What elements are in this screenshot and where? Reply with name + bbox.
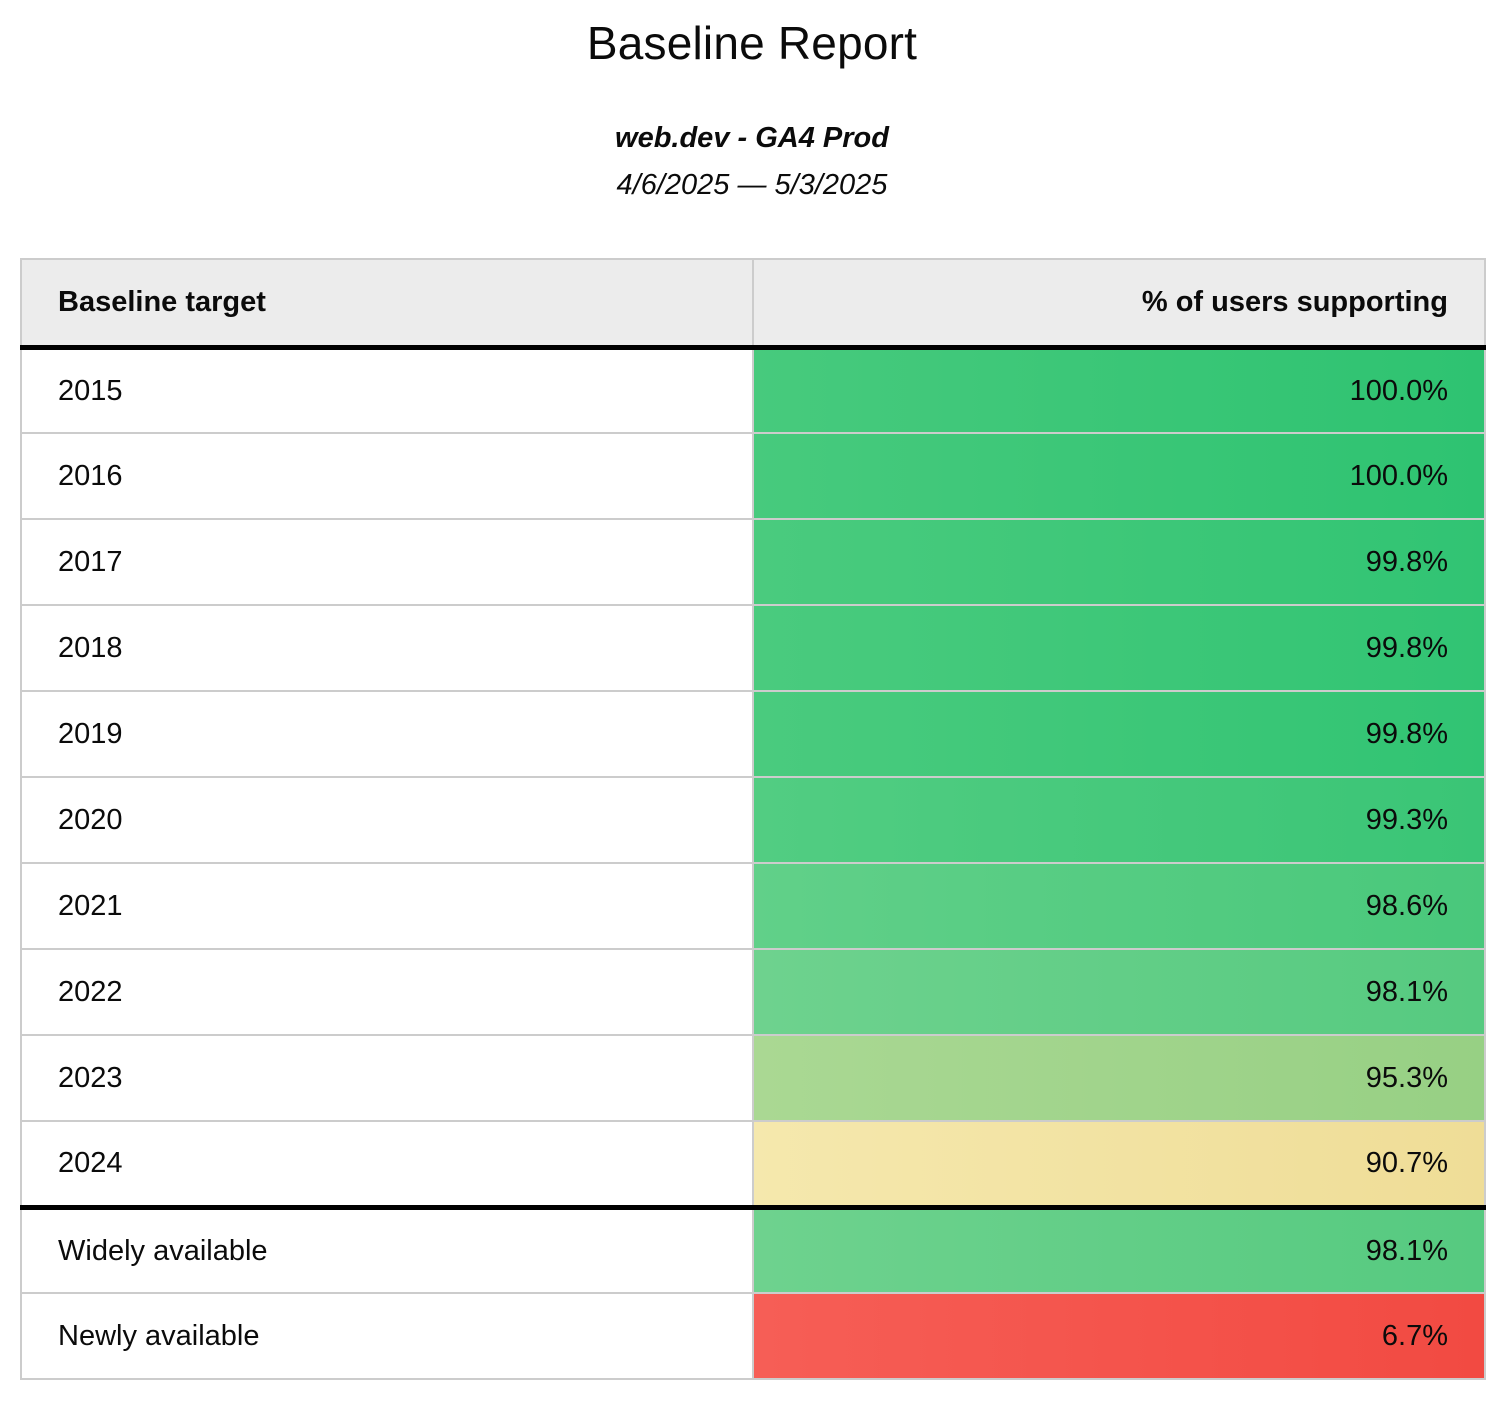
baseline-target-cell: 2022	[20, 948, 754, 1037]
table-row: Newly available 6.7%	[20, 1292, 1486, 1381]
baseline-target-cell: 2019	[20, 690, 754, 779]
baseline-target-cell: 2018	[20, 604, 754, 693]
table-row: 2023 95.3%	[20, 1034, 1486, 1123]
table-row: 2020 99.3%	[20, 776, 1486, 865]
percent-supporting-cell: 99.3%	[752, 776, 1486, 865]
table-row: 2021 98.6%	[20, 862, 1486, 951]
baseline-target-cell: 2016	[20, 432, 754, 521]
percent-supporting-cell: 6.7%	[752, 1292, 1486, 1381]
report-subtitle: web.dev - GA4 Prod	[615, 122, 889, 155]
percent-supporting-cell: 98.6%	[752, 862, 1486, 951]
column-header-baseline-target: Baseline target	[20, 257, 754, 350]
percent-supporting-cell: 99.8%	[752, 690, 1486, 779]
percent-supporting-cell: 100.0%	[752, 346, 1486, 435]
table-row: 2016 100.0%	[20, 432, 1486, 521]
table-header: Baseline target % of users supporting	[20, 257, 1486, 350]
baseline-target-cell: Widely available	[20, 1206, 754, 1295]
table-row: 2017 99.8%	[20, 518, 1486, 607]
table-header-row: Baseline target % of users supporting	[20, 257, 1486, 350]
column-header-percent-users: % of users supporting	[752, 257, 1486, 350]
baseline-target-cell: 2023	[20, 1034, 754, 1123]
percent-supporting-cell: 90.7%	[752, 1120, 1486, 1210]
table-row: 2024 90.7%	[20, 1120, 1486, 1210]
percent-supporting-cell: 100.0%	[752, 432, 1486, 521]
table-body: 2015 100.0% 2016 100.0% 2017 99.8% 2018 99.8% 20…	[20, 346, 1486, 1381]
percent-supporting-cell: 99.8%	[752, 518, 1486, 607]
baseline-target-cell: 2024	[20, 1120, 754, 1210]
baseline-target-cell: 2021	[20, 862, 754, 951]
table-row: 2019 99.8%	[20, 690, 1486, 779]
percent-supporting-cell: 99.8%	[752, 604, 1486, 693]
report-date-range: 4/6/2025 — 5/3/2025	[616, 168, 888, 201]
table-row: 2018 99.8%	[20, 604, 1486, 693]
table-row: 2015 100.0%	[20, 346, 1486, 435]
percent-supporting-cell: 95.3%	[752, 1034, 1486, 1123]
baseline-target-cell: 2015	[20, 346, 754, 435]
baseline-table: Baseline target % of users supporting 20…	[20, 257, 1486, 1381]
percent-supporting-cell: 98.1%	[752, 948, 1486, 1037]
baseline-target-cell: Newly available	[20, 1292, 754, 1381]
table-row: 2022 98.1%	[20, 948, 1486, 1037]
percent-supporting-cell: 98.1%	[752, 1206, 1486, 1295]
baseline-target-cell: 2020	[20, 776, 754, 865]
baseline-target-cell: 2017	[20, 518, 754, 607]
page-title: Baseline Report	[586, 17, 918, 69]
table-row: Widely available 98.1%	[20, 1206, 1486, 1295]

---*---

■ Given problem
Rewrite all of the material above as a numbered list with one line per entry. Skip any blank lines and leave out the picture.

■ Written solution
1. What elements are in this screenshot and where? Reply with name + bbox.
2. baseline-target-cell: 2022	[20, 948, 754, 1037]
3. table-row: Newly available 6.7%	[20, 1292, 1486, 1381]
4. baseline-target-cell: 2019	[20, 690, 754, 779]
5. baseline-target-cell: 2018	[20, 604, 754, 693]
6. table-row: 2023 95.3%	[20, 1034, 1486, 1123]
7. table-row: 2020 99.3%	[20, 776, 1486, 865]
8. percent-supporting-cell: 99.3%	[752, 776, 1486, 865]
9. table-row: 2021 98.6%	[20, 862, 1486, 951]
10. baseline-target-cell: 2016	[20, 432, 754, 521]
11. percent-supporting-cell: 6.7%	[752, 1292, 1486, 1381]
12. report-subtitle: web.dev - GA4 Prod	[615, 122, 889, 155]
13. percent-supporting-cell: 98.6%	[752, 862, 1486, 951]
14. column-header-baseline-target: Baseline target	[20, 257, 754, 350]
15. percent-supporting-cell: 99.8%	[752, 690, 1486, 779]
16. percent-supporting-cell: 100.0%	[752, 346, 1486, 435]
17. table-row: 2016 100.0%	[20, 432, 1486, 521]
18. table-header: Baseline target % of users supporting	[20, 257, 1486, 350]
19. baseline-target-cell: Widely available	[20, 1206, 754, 1295]
20. table-row: 2017 99.8%	[20, 518, 1486, 607]
21. table-header-row: Baseline target % of users supporting	[20, 257, 1486, 350]
22. column-header-percent-users: % of users supporting	[752, 257, 1486, 350]
23. baseline-target-cell: 2023	[20, 1034, 754, 1123]
24. percent-supporting-cell: 90.7%	[752, 1120, 1486, 1210]
25. table-row: 2024 90.7%	[20, 1120, 1486, 1210]
26. percent-supporting-cell: 100.0%	[752, 432, 1486, 521]
27. table-body: 2015 100.0% 2016 100.0% 2017 99.8% 2018 99.8% 20…	[20, 346, 1486, 1381]
28. percent-supporting-cell: 99.8%	[752, 518, 1486, 607]
29. baseline-target-cell: 2024	[20, 1120, 754, 1210]
30. baseline-target-cell: 2021	[20, 862, 754, 951]
31. table-row: 2019 99.8%	[20, 690, 1486, 779]
32. percent-supporting-cell: 99.8%	[752, 604, 1486, 693]
33. report-date-range: 4/6/2025 — 5/3/2025	[616, 168, 888, 201]
34. table-row: 2018 99.8%	[20, 604, 1486, 693]
35. table-row: 2015 100.0%	[20, 346, 1486, 435]
36. percent-supporting-cell: 95.3%	[752, 1034, 1486, 1123]
37. baseline-target-cell: 2015	[20, 346, 754, 435]
38. baseline-table: Baseline target % of users supporting 20…	[20, 257, 1486, 1381]
39. percent-supporting-cell: 98.1%	[752, 948, 1486, 1037]
40. baseline-target-cell: Newly available	[20, 1292, 754, 1381]
41. table-row: 2022 98.1%	[20, 948, 1486, 1037]
42. percent-supporting-cell: 98.1%	[752, 1206, 1486, 1295]
43. baseline-target-cell: 2020	[20, 776, 754, 865]
44. baseline-target-cell: 2017	[20, 518, 754, 607]
45. page-title: Baseline Report	[586, 17, 918, 69]
46. table-row: Widely available 98.1%	[20, 1206, 1486, 1295]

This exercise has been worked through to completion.